### Document section

Code your own Quick Check (Higher Order Functions)

February 6, 2017

In the previous post, we started to build our own QuickCheck implementation in Haskell, which we named RapidCheck. We went over the basic concepts needed to build such a module, based on the original publication on QuickCheck.

In particular, we explained in details and implemented the following concepts from QuickCheck:

Gen a: a generator of value of type a
Result: a type to represent the outcome of a test (success or counter example)
Arbitrary: the class of types with a default Gen associated to it
Property: a testable predicate, from which we can derive a Gen Result
Testable: the class of types we can convert to a Property

In this post, we will add the support for generators of functions, which is critical to test properties expressed as higher order functions, while the next post will focus on adding the support for argument shrinking, which is critical to provide better counter examples for failing properties.

######
### Data

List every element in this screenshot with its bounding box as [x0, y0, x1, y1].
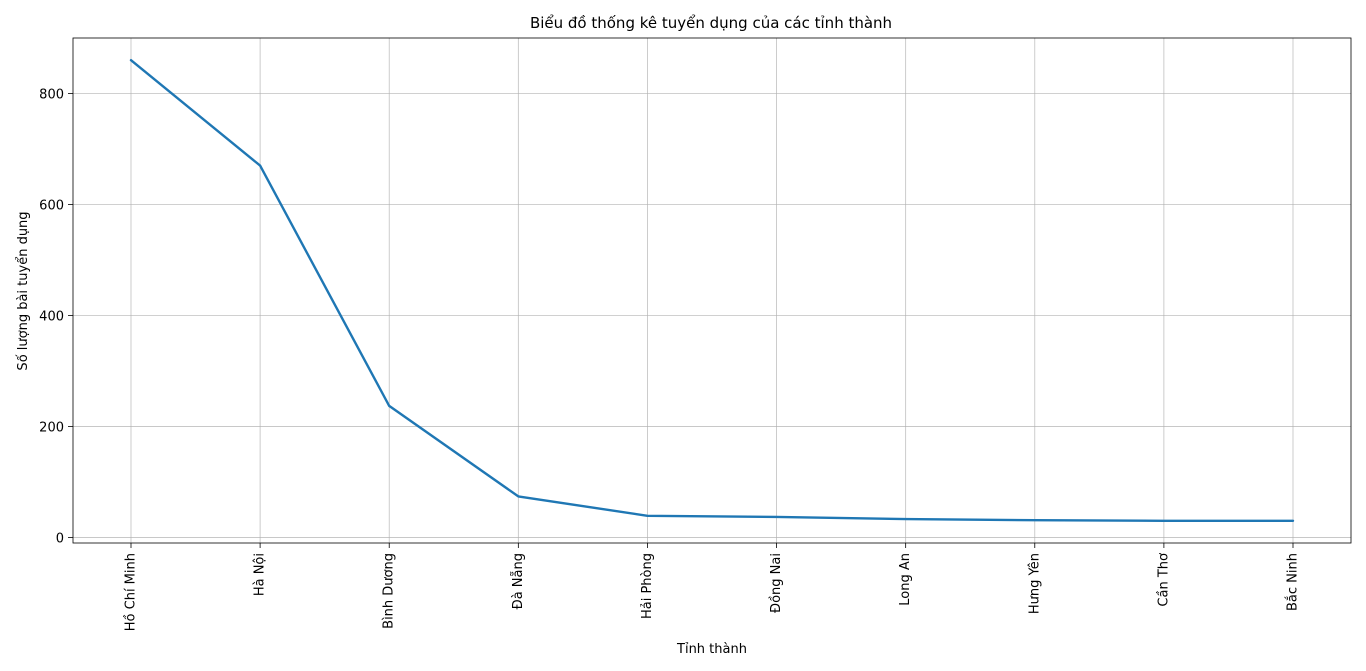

######

Exercise — What name does the post about coding your own QuickCheck give to its Haskell implementation?

Answer to the task — RapidCheck